Stored records
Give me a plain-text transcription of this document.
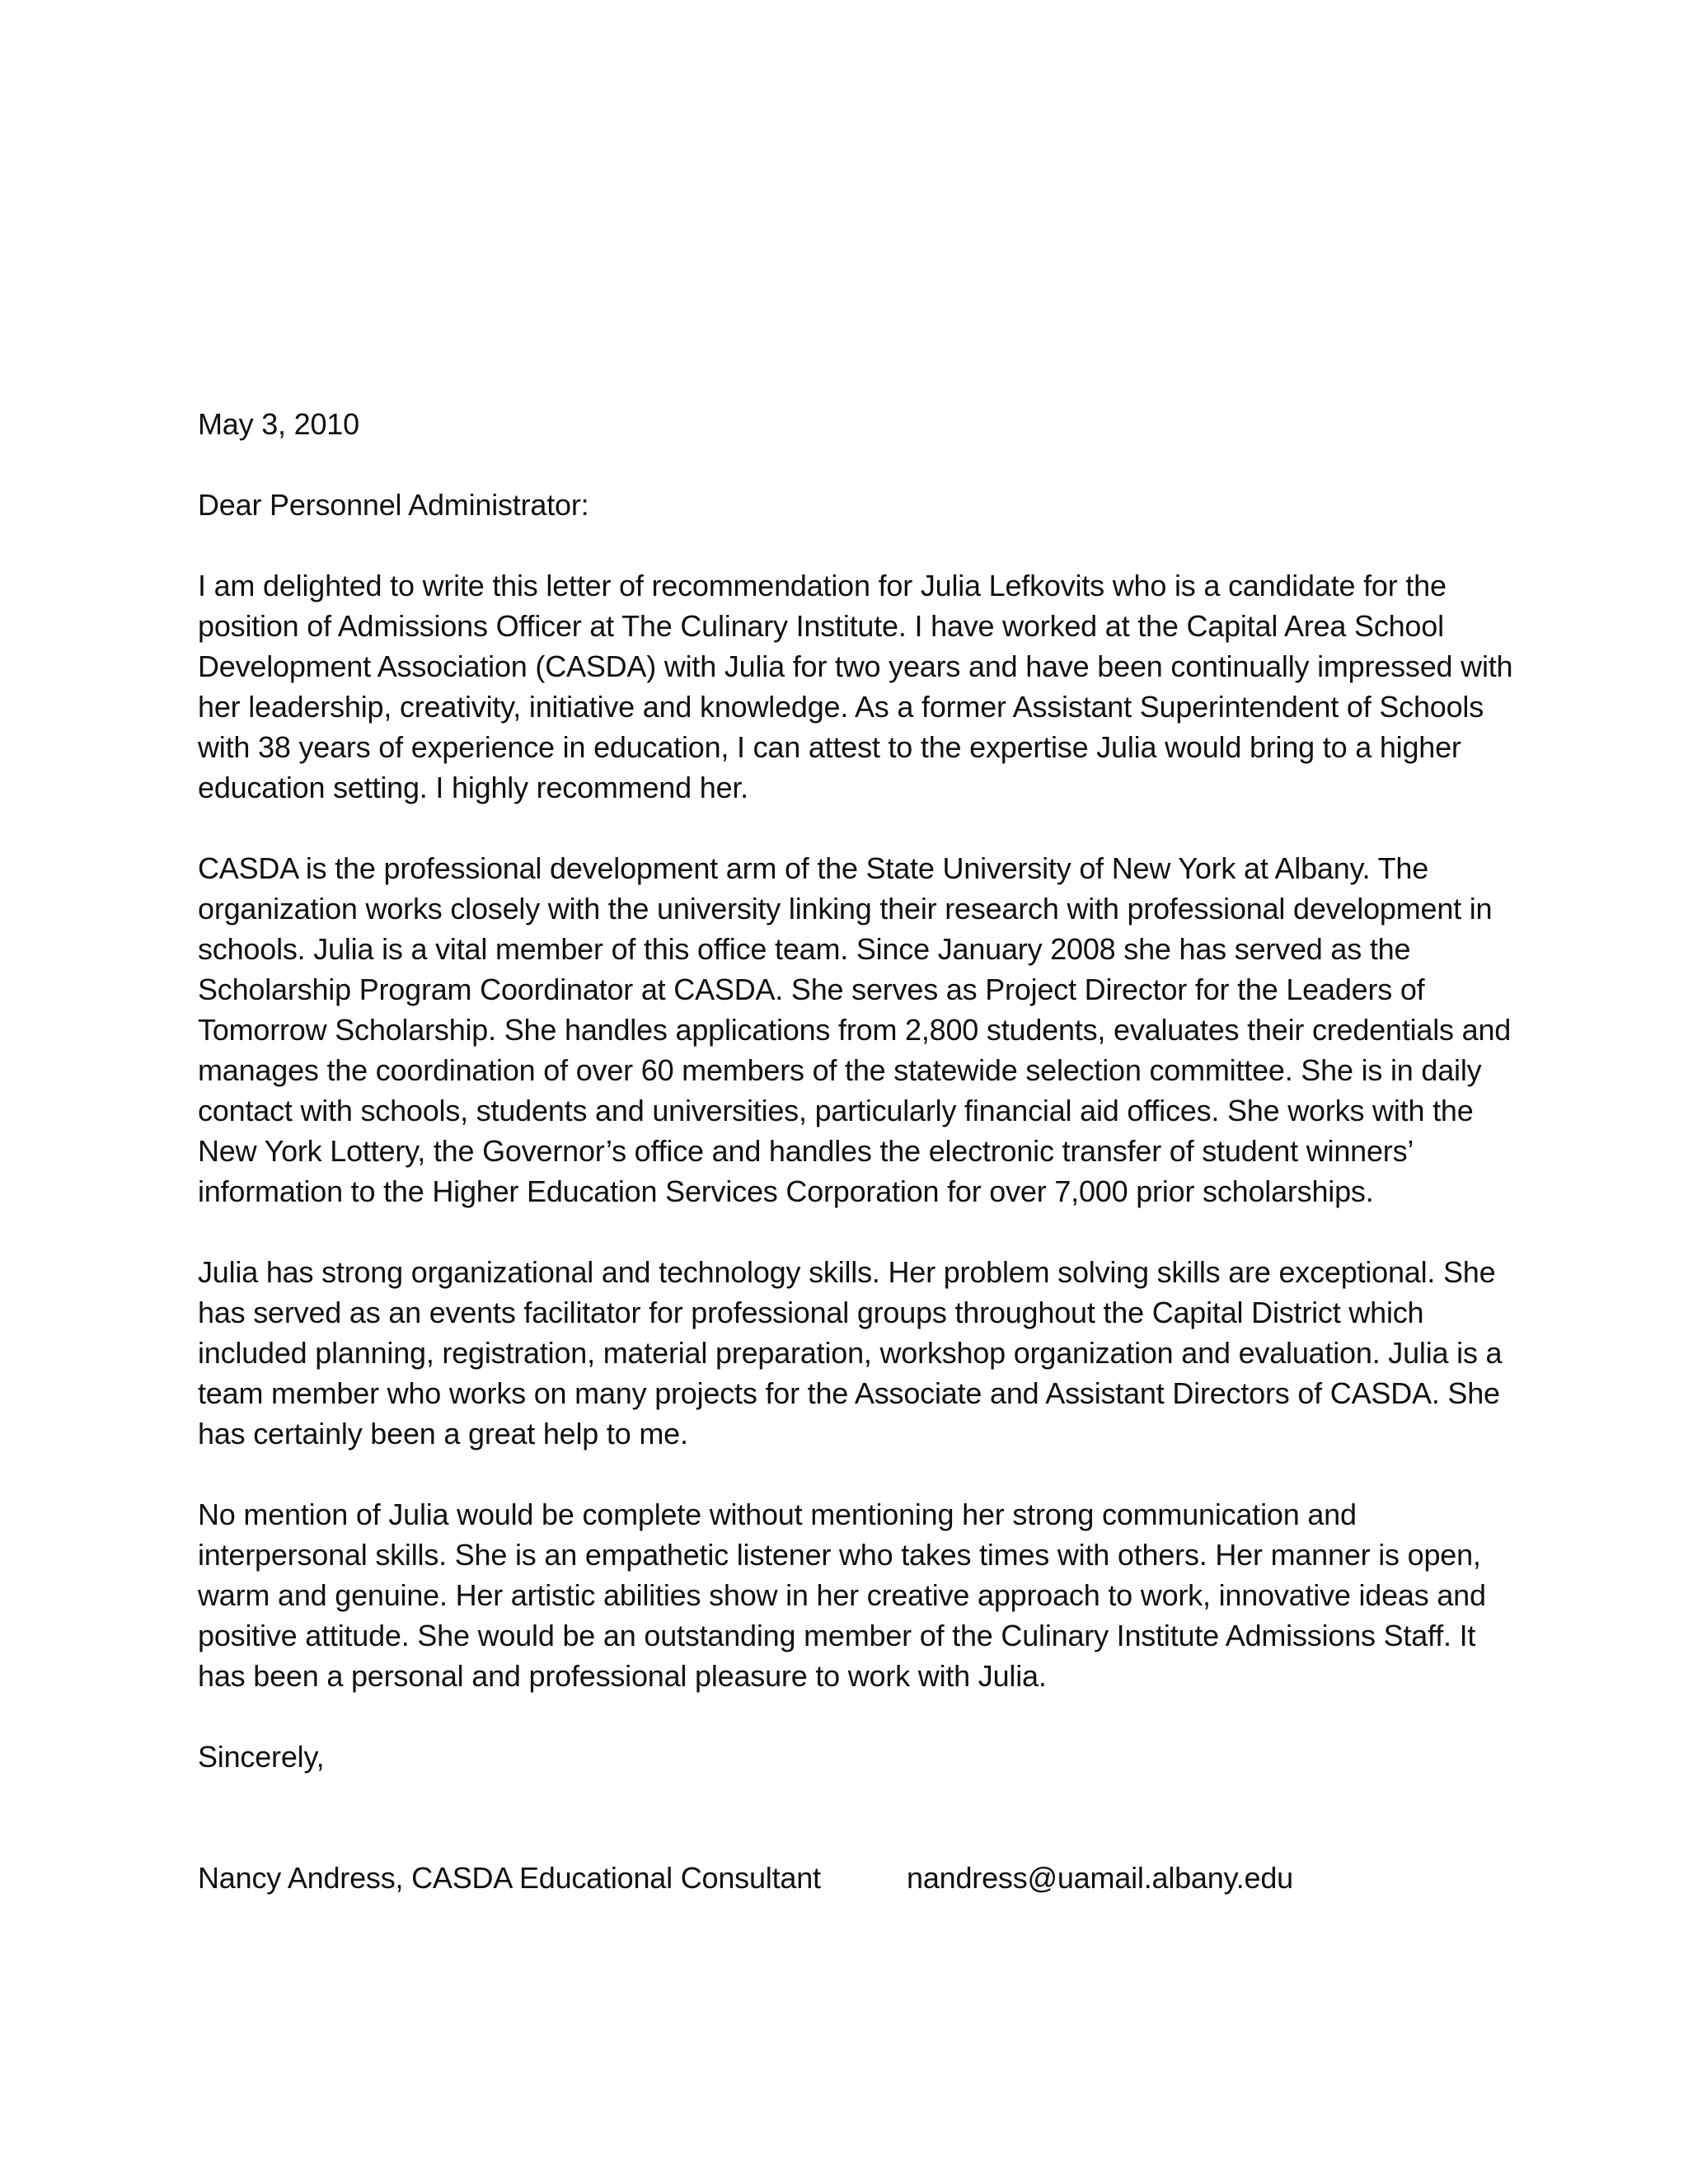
May 3, 2010

Dear Personnel Administrator:

I am delighted to write this letter of recommendation for Julia Lefkovits who is a candidate for the position of Admissions Officer at The Culinary Institute. I have worked at the Capital Area School Development Association (CASDA) with Julia for two years and have been continually impressed with her leadership, creativity, initiative and knowledge. As a former Assistant Superintendent of Schools with 38 years of experience in education, I can attest to the expertise Julia would bring to a higher education setting. I highly recommend her.

CASDA is the professional development arm of the State University of New York at Albany. The organization works closely with the university linking their research with professional development in schools. Julia is a vital member of this office team. Since January 2008 she has served as the Scholarship Program Coordinator at CASDA. She serves as Project Director for the Leaders of Tomorrow Scholarship. She handles applications from 2,800 students, evaluates their credentials and manages the coordination of over 60 members of the statewide selection committee. She is in daily contact with schools, students and universities, particularly financial aid offices. She works with the New York Lottery, the Governor’s office and handles the electronic transfer of student winners’ information to the Higher Education Services Corporation for over 7,000 prior scholarships.

Julia has strong organizational and technology skills. Her problem solving skills are exceptional. She has served as an events facilitator for professional groups throughout the Capital District which included planning, registration, material preparation, workshop organization and evaluation. Julia is a team member who works on many projects for the Associate and Assistant Directors of CASDA. She has certainly been a great help to me.

No mention of Julia would be complete without mentioning her strong communication and interpersonal skills. She is an empathetic listener who takes times with others. Her manner is open, warm and genuine. Her artistic abilities show in her creative approach to work, innovative ideas and positive attitude. She would be an outstanding member of the Culinary Institute Admissions Staff. It has been a personal and professional pleasure to work with Julia.

Sincerely,

Nancy Andress, CASDA Educational Consultant	nandress@uamail.albany.edu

§ To be done
Your copy should match the entries exactly, minus the pictures.

§ Problem solution
Give me a plain-text transcription of this document.
May 3, 2010

Dear Personnel Administrator:

I am delighted to write this letter of recommendation for Julia Lefkovits who is a candidate for the position of Admissions Officer at The Culinary Institute. I have worked at the Capital Area School Development Association (CASDA) with Julia for two years and have been continually impressed with her leadership, creativity, initiative and knowledge. As a former Assistant Superintendent of Schools with 38 years of experience in education, I can attest to the expertise Julia would bring to a higher education setting. I highly recommend her.

CASDA is the professional development arm of the State University of New York at Albany. The organization works closely with the university linking their research with professional development in schools. Julia is a vital member of this office team. Since January 2008 she has served as the Scholarship Program Coordinator at CASDA. She serves as Project Director for the Leaders of Tomorrow Scholarship. She handles applications from 2,800 students, evaluates their credentials and manages the coordination of over 60 members of the statewide selection committee. She is in daily contact with schools, students and universities, particularly financial aid offices. She works with the New York Lottery, the Governor’s office and handles the electronic transfer of student winners’ information to the Higher Education Services Corporation for over 7,000 prior scholarships.

Julia has strong organizational and technology skills. Her problem solving skills are exceptional. She has served as an events facilitator for professional groups throughout the Capital District which included planning, registration, material preparation, workshop organization and evaluation. Julia is a team member who works on many projects for the Associate and Assistant Directors of CASDA. She has certainly been a great help to me.

No mention of Julia would be complete without mentioning her strong communication and interpersonal skills. She is an empathetic listener who takes times with others. Her manner is open, warm and genuine. Her artistic abilities show in her creative approach to work, innovative ideas and positive attitude. She would be an outstanding member of the Culinary Institute Admissions Staff. It has been a personal and professional pleasure to work with Julia.

Sincerely,

Nancy Andress, CASDA Educational Consultant	nandress@uamail.albany.edu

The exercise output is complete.